### GIVEN REQUEST
Write out the data again exactly, skipping every picture.

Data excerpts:
◆ ◆ ◆ ◆ ◆
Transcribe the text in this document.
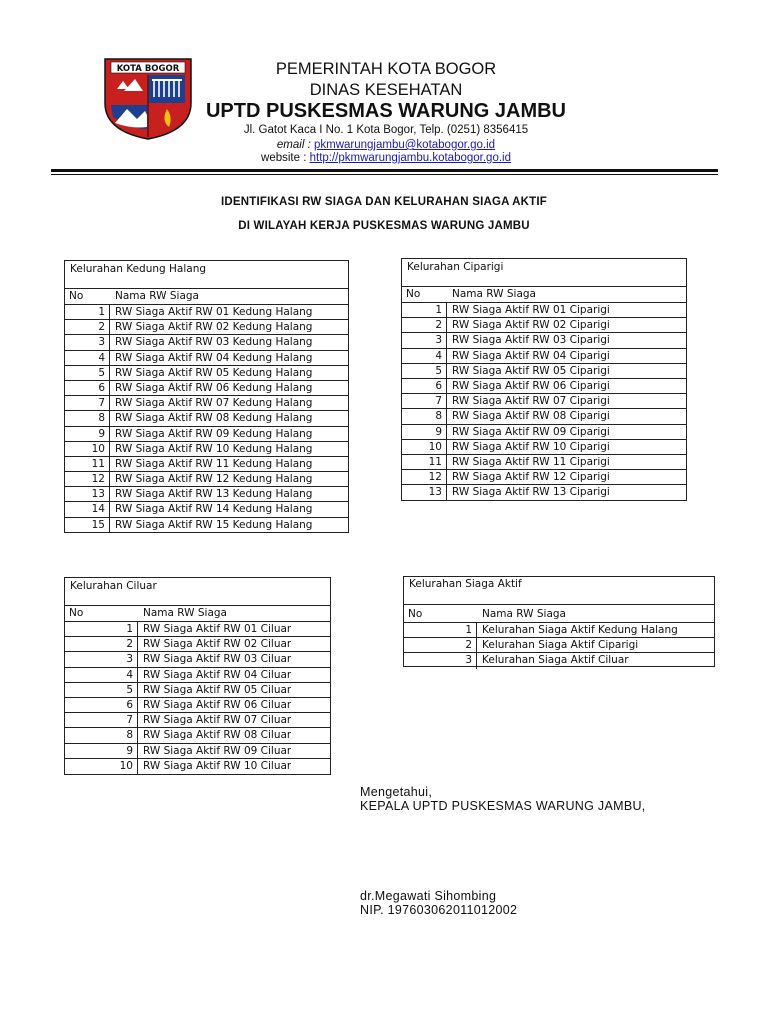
KOTA BOGOR	PEMERINTAH KOTA BOGOR
DINAS KESEHATAN
UPTD PUSKESMAS WARUNG JAMBU
Jl. Gatot Kaca I No. 1 Kota Bogor, Telp. (0251) 8356415
email : pkmwarungjambu@kotabogor.go.id
website : http://pkmwarungjambu.kotabogor.go.id
IDENTIFIKASI RW SIAGA DAN KELURAHAN SIAGA AKTIF
DI WILAYAH KERJA PUSKESMAS WARUNG JAMBU
Kelurahan Kedung Halang
No	Nama RW Siaga
1 RW Siaga Aktif RW 01 Kedung Halang
2 RW Siaga Aktif RW 02 Kedung Halang
3 RW Siaga Aktif RW 03 Kedung Halang
4 RW Siaga Aktif RW 04 Kedung Halang
5 RW Siaga Aktif RW 05 Kedung Halang
6 RW Siaga Aktif RW 06 Kedung Halang
7 RW Siaga Aktif RW 07 Kedung Halang
8 RW Siaga Aktif RW 08 Kedung Halang
9 RW Siaga Aktif RW 09 Kedung Halang
10 RW Siaga Aktif RW 10 Kedung Halang
11 RW Siaga Aktif RW 11 Kedung Halang
12 RW Siaga Aktif RW 12 Kedung Halang
13 RW Siaga Aktif RW 13 Kedung Halang
14 RW Siaga Aktif RW 14 Kedung Halang
15 RW Siaga Aktif RW 15 Kedung Halang
Kelurahan Ciparigi
No	Nama RW Siaga
1 RW Siaga Aktif RW 01 Ciparigi
2 RW Siaga Aktif RW 02 Ciparigi
3 RW Siaga Aktif RW 03 Ciparigi
4 RW Siaga Aktif RW 04 Ciparigi
5 RW Siaga Aktif RW 05 Ciparigi
6 RW Siaga Aktif RW 06 Ciparigi
7 RW Siaga Aktif RW 07 Ciparigi
8 RW Siaga Aktif RW 08 Ciparigi
9 RW Siaga Aktif RW 09 Ciparigi
10 RW Siaga Aktif RW 10 Ciparigi
11 RW Siaga Aktif RW 11 Ciparigi
12 RW Siaga Aktif RW 12 Ciparigi
13 RW Siaga Aktif RW 13 Ciparigi
Kelurahan Ciluar
No	Nama RW Siaga
1 RW Siaga Aktif RW 01 Ciluar
2 RW Siaga Aktif RW 02 Ciluar
3 RW Siaga Aktif RW 03 Ciluar
4 RW Siaga Aktif RW 04 Ciluar
5 RW Siaga Aktif RW 05 Ciluar
6 RW Siaga Aktif RW 06 Ciluar
7 RW Siaga Aktif RW 07 Ciluar
8 RW Siaga Aktif RW 08 Ciluar
9 RW Siaga Aktif RW 09 Ciluar
10 RW Siaga Aktif RW 10 Ciluar
Kelurahan Siaga Aktif
No	Nama RW Siaga
1 Kelurahan Siaga Aktif Kedung Halang
2 Kelurahan Siaga Aktif Ciparigi
3 Kelurahan Siaga Aktif Ciluar
Mengetahui,
KEPALA UPTD PUSKESMAS WARUNG JAMBU,
dr.Megawati Sihombing
NIP. 197603062011012002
◆ ◆ ◆ ◆ ◆
### RESPONSE FOR THIS EXERCISE
Transcribe the text in this document.
KOTA BOGOR	PEMERINTAH KOTA BOGOR
DINAS KESEHATAN
UPTD PUSKESMAS WARUNG JAMBU
Jl. Gatot Kaca I No. 1 Kota Bogor, Telp. (0251) 8356415
email : pkmwarungjambu@kotabogor.go.id
website : http://pkmwarungjambu.kotabogor.go.id
IDENTIFIKASI RW SIAGA DAN KELURAHAN SIAGA AKTIF
DI WILAYAH KERJA PUSKESMAS WARUNG JAMBU
Kelurahan Kedung Halang
No	Nama RW Siaga
1 RW Siaga Aktif RW 01 Kedung Halang
2 RW Siaga Aktif RW 02 Kedung Halang
3 RW Siaga Aktif RW 03 Kedung Halang
4 RW Siaga Aktif RW 04 Kedung Halang
5 RW Siaga Aktif RW 05 Kedung Halang
6 RW Siaga Aktif RW 06 Kedung Halang
7 RW Siaga Aktif RW 07 Kedung Halang
8 RW Siaga Aktif RW 08 Kedung Halang
9 RW Siaga Aktif RW 09 Kedung Halang
10 RW Siaga Aktif RW 10 Kedung Halang
11 RW Siaga Aktif RW 11 Kedung Halang
12 RW Siaga Aktif RW 12 Kedung Halang
13 RW Siaga Aktif RW 13 Kedung Halang
14 RW Siaga Aktif RW 14 Kedung Halang
15 RW Siaga Aktif RW 15 Kedung Halang
Kelurahan Ciparigi
No	Nama RW Siaga
1 RW Siaga Aktif RW 01 Ciparigi
2 RW Siaga Aktif RW 02 Ciparigi
3 RW Siaga Aktif RW 03 Ciparigi
4 RW Siaga Aktif RW 04 Ciparigi
5 RW Siaga Aktif RW 05 Ciparigi
6 RW Siaga Aktif RW 06 Ciparigi
7 RW Siaga Aktif RW 07 Ciparigi
8 RW Siaga Aktif RW 08 Ciparigi
9 RW Siaga Aktif RW 09 Ciparigi
10 RW Siaga Aktif RW 10 Ciparigi
11 RW Siaga Aktif RW 11 Ciparigi
12 RW Siaga Aktif RW 12 Ciparigi
13 RW Siaga Aktif RW 13 Ciparigi
Kelurahan Ciluar
No	Nama RW Siaga
1 RW Siaga Aktif RW 01 Ciluar
2 RW Siaga Aktif RW 02 Ciluar
3 RW Siaga Aktif RW 03 Ciluar
4 RW Siaga Aktif RW 04 Ciluar
5 RW Siaga Aktif RW 05 Ciluar
6 RW Siaga Aktif RW 06 Ciluar
7 RW Siaga Aktif RW 07 Ciluar
8 RW Siaga Aktif RW 08 Ciluar
9 RW Siaga Aktif RW 09 Ciluar
10 RW Siaga Aktif RW 10 Ciluar
Kelurahan Siaga Aktif
No	Nama RW Siaga
1 Kelurahan Siaga Aktif Kedung Halang
2 Kelurahan Siaga Aktif Ciparigi
3 Kelurahan Siaga Aktif Ciluar
Mengetahui,
KEPALA UPTD PUSKESMAS WARUNG JAMBU,
dr.Megawati Sihombing
NIP. 197603062011012002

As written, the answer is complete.